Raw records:

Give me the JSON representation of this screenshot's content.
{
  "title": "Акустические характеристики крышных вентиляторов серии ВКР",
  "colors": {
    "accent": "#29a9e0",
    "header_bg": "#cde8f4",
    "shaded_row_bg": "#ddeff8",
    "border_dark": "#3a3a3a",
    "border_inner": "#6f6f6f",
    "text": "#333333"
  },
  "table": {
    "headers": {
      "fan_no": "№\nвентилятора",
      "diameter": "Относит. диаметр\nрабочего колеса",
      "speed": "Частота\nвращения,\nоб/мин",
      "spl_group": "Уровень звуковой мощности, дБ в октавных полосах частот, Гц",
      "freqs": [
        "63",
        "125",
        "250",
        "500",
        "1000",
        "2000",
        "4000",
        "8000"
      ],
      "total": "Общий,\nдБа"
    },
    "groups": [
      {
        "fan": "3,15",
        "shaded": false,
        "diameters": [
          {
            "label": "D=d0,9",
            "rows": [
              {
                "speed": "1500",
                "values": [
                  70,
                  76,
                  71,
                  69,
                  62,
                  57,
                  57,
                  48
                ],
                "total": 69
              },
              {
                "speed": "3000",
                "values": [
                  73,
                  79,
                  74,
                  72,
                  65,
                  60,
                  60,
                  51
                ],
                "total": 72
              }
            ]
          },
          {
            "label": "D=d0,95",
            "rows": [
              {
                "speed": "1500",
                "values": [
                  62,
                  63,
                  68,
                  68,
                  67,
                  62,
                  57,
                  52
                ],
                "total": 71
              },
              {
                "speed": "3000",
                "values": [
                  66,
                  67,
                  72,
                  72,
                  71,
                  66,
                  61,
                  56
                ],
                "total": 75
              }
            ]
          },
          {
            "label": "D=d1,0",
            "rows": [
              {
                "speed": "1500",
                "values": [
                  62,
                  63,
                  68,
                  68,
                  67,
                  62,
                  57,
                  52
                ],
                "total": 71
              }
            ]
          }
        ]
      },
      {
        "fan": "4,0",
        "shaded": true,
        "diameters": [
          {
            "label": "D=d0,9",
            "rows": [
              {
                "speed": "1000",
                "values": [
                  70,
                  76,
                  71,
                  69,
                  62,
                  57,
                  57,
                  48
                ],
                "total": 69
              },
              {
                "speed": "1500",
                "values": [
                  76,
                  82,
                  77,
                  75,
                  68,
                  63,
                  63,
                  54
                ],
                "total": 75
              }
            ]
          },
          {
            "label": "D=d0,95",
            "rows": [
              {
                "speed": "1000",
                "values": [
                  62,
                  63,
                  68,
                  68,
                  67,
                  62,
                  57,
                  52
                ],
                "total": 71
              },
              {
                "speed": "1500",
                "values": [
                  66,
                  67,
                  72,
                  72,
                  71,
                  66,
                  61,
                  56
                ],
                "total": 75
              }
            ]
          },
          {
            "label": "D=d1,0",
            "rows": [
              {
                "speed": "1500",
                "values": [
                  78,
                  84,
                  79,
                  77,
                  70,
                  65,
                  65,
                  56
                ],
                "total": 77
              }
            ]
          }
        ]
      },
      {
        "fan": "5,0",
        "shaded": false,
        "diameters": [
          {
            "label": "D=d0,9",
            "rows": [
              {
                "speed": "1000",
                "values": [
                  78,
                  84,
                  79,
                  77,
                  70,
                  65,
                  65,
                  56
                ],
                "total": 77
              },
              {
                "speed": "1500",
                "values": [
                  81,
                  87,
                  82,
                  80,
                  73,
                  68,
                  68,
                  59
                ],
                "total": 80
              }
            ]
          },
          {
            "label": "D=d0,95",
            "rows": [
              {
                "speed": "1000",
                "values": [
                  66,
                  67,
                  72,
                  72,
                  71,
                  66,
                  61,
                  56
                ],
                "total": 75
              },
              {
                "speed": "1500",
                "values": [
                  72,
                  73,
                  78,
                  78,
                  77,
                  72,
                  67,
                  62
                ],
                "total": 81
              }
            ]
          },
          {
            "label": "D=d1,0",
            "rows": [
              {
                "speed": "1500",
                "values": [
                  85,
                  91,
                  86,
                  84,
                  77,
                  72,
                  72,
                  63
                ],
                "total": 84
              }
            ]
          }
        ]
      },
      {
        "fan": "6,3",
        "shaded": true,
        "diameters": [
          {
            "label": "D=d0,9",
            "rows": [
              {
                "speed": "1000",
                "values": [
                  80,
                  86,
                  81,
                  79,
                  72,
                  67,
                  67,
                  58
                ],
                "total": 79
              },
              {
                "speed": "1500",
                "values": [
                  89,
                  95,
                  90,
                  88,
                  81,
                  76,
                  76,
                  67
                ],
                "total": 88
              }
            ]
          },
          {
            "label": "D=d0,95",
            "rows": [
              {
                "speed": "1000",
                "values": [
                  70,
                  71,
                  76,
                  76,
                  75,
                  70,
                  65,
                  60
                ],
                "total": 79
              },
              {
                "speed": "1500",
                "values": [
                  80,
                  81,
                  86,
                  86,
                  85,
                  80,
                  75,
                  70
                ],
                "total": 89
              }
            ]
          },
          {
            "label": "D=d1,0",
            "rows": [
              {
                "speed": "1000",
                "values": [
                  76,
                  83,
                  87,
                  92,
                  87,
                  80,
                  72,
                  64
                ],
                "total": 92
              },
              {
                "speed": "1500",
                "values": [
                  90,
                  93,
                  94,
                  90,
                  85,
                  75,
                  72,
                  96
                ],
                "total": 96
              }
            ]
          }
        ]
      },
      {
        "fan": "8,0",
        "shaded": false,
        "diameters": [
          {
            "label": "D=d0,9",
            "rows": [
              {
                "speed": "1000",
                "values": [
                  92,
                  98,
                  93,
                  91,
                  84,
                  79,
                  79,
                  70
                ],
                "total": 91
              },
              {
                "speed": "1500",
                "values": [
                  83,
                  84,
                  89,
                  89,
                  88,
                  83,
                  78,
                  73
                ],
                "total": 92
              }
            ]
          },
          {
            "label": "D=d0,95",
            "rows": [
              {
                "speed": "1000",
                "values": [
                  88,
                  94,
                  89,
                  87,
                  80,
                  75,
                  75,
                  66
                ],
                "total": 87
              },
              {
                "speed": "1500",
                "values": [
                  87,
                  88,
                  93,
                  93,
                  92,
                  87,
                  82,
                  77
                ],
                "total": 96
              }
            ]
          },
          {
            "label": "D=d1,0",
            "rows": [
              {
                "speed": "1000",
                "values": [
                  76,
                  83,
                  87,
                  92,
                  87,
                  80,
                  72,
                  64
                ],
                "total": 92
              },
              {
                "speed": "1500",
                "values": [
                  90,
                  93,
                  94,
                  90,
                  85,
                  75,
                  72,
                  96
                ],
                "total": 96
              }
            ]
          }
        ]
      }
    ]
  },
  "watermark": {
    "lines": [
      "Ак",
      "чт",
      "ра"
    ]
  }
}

WORK REQUIRED:
Output every entry shown above, exactly.

EXERCISE SOLUTION:
Give me the JSON representation of this screenshot's content.
{
  "title": "Акустические характеристики крышных вентиляторов серии ВКР",
  "colors": {
    "accent": "#29a9e0",
    "header_bg": "#cde8f4",
    "shaded_row_bg": "#ddeff8",
    "border_dark": "#3a3a3a",
    "border_inner": "#6f6f6f",
    "text": "#333333"
  },
  "table": {
    "headers": {
      "fan_no": "№\nвентилятора",
      "diameter": "Относит. диаметр\nрабочего колеса",
      "speed": "Частота\nвращения,\nоб/мин",
      "spl_group": "Уровень звуковой мощности, дБ в октавных полосах частот, Гц",
      "freqs": [
        "63",
        "125",
        "250",
        "500",
        "1000",
        "2000",
        "4000",
        "8000"
      ],
      "total": "Общий,\nдБа"
    },
    "groups": [
      {
        "fan": "3,15",
        "shaded": false,
        "diameters": [
          {
            "label": "D=d0,9",
            "rows": [
              {
                "speed": "1500",
                "values": [
                  70,
                  76,
                  71,
                  69,
                  62,
                  57,
                  57,
                  48
                ],
                "total": 69
              },
              {
                "speed": "3000",
                "values": [
                  73,
                  79,
                  74,
                  72,
                  65,
                  60,
                  60,
                  51
                ],
                "total": 72
              }
            ]
          },
          {
            "label": "D=d0,95",
            "rows": [
              {
                "speed": "1500",
                "values": [
                  62,
                  63,
                  68,
                  68,
                  67,
                  62,
                  57,
                  52
                ],
                "total": 71
              },
              {
                "speed": "3000",
                "values": [
                  66,
                  67,
                  72,
                  72,
                  71,
                  66,
                  61,
                  56
                ],
                "total": 75
              }
            ]
          },
          {
            "label": "D=d1,0",
            "rows": [
              {
                "speed": "1500",
                "values": [
                  62,
                  63,
                  68,
                  68,
                  67,
                  62,
                  57,
                  52
                ],
                "total": 71
              }
            ]
          }
        ]
      },
      {
        "fan": "4,0",
        "shaded": true,
        "diameters": [
          {
            "label": "D=d0,9",
            "rows": [
              {
                "speed": "1000",
                "values": [
                  70,
                  76,
                  71,
                  69,
                  62,
                  57,
                  57,
                  48
                ],
                "total": 69
              },
              {
                "speed": "1500",
                "values": [
                  76,
                  82,
                  77,
                  75,
                  68,
                  63,
                  63,
                  54
                ],
                "total": 75
              }
            ]
          },
          {
            "label": "D=d0,95",
            "rows": [
              {
                "speed": "1000",
                "values": [
                  62,
                  63,
                  68,
                  68,
                  67,
                  62,
                  57,
                  52
                ],
                "total": 71
              },
              {
                "speed": "1500",
                "values": [
                  66,
                  67,
                  72,
                  72,
                  71,
                  66,
                  61,
                  56
                ],
                "total": 75
              }
            ]
          },
          {
            "label": "D=d1,0",
            "rows": [
              {
                "speed": "1500",
                "values": [
                  78,
                  84,
                  79,
                  77,
                  70,
                  65,
                  65,
                  56
                ],
                "total": 77
              }
            ]
          }
        ]
      },
      {
        "fan": "5,0",
        "shaded": false,
        "diameters": [
          {
            "label": "D=d0,9",
            "rows": [
              {
                "speed": "1000",
                "values": [
                  78,
                  84,
                  79,
                  77,
                  70,
                  65,
                  65,
                  56
                ],
                "total": 77
              },
              {
                "speed": "1500",
                "values": [
                  81,
                  87,
                  82,
                  80,
                  73,
                  68,
                  68,
                  59
                ],
                "total": 80
              }
            ]
          },
          {
            "label": "D=d0,95",
            "rows": [
              {
                "speed": "1000",
                "values": [
                  66,
                  67,
                  72,
                  72,
                  71,
                  66,
                  61,
                  56
                ],
                "total": 75
              },
              {
                "speed": "1500",
                "values": [
                  72,
                  73,
                  78,
                  78,
                  77,
                  72,
                  67,
                  62
                ],
                "total": 81
              }
            ]
          },
          {
            "label": "D=d1,0",
            "rows": [
              {
                "speed": "1500",
                "values": [
                  85,
                  91,
                  86,
                  84,
                  77,
                  72,
                  72,
                  63
                ],
                "total": 84
              }
            ]
          }
        ]
      },
      {
        "fan": "6,3",
        "shaded": true,
        "diameters": [
          {
            "label": "D=d0,9",
            "rows": [
              {
                "speed": "1000",
                "values": [
                  80,
                  86,
                  81,
                  79,
                  72,
                  67,
                  67,
                  58
                ],
                "total": 79
              },
              {
                "speed": "1500",
                "values": [
                  89,
                  95,
                  90,
                  88,
                  81,
                  76,
                  76,
                  67
                ],
                "total": 88
              }
            ]
          },
          {
            "label": "D=d0,95",
            "rows": [
              {
                "speed": "1000",
                "values": [
                  70,
                  71,
                  76,
                  76,
                  75,
                  70,
                  65,
                  60
                ],
                "total": 79
              },
              {
                "speed": "1500",
                "values": [
                  80,
                  81,
                  86,
                  86,
                  85,
                  80,
                  75,
                  70
                ],
                "total": 89
              }
            ]
          },
          {
            "label": "D=d1,0",
            "rows": [
              {
                "speed": "1000",
                "values": [
                  76,
                  83,
                  87,
                  92,
                  87,
                  80,
                  72,
                  64
                ],
                "total": 92
              },
              {
                "speed": "1500",
                "values": [
                  90,
                  93,
                  94,
                  90,
                  85,
                  75,
                  72,
                  96
                ],
                "total": 96
              }
            ]
          }
        ]
      },
      {
        "fan": "8,0",
        "shaded": false,
        "diameters": [
          {
            "label": "D=d0,9",
            "rows": [
              {
                "speed": "1000",
                "values": [
                  92,
                  98,
                  93,
                  91,
                  84,
                  79,
                  79,
                  70
                ],
                "total": 91
              },
              {
                "speed": "1500",
                "values": [
                  83,
                  84,
                  89,
                  89,
                  88,
                  83,
                  78,
                  73
                ],
                "total": 92
              }
            ]
          },
          {
            "label": "D=d0,95",
            "rows": [
              {
                "speed": "1000",
                "values": [
                  88,
                  94,
                  89,
                  87,
                  80,
                  75,
                  75,
                  66
                ],
                "total": 87
              },
              {
                "speed": "1500",
                "values": [
                  87,
                  88,
                  93,
                  93,
                  92,
                  87,
                  82,
                  77
                ],
                "total": 96
              }
            ]
          },
          {
            "label": "D=d1,0",
            "rows": [
              {
                "speed": "1000",
                "values": [
                  76,
                  83,
                  87,
                  92,
                  87,
                  80,
                  72,
                  64
                ],
                "total": 92
              },
              {
                "speed": "1500",
                "values": [
                  90,
                  93,
                  94,
                  90,
                  85,
                  75,
                  72,
                  96
                ],
                "total": 96
              }
            ]
          }
        ]
      }
    ]
  },
  "watermark": {
    "lines": [
      "Ак",
      "чт",
      "ра"
    ]
  }
}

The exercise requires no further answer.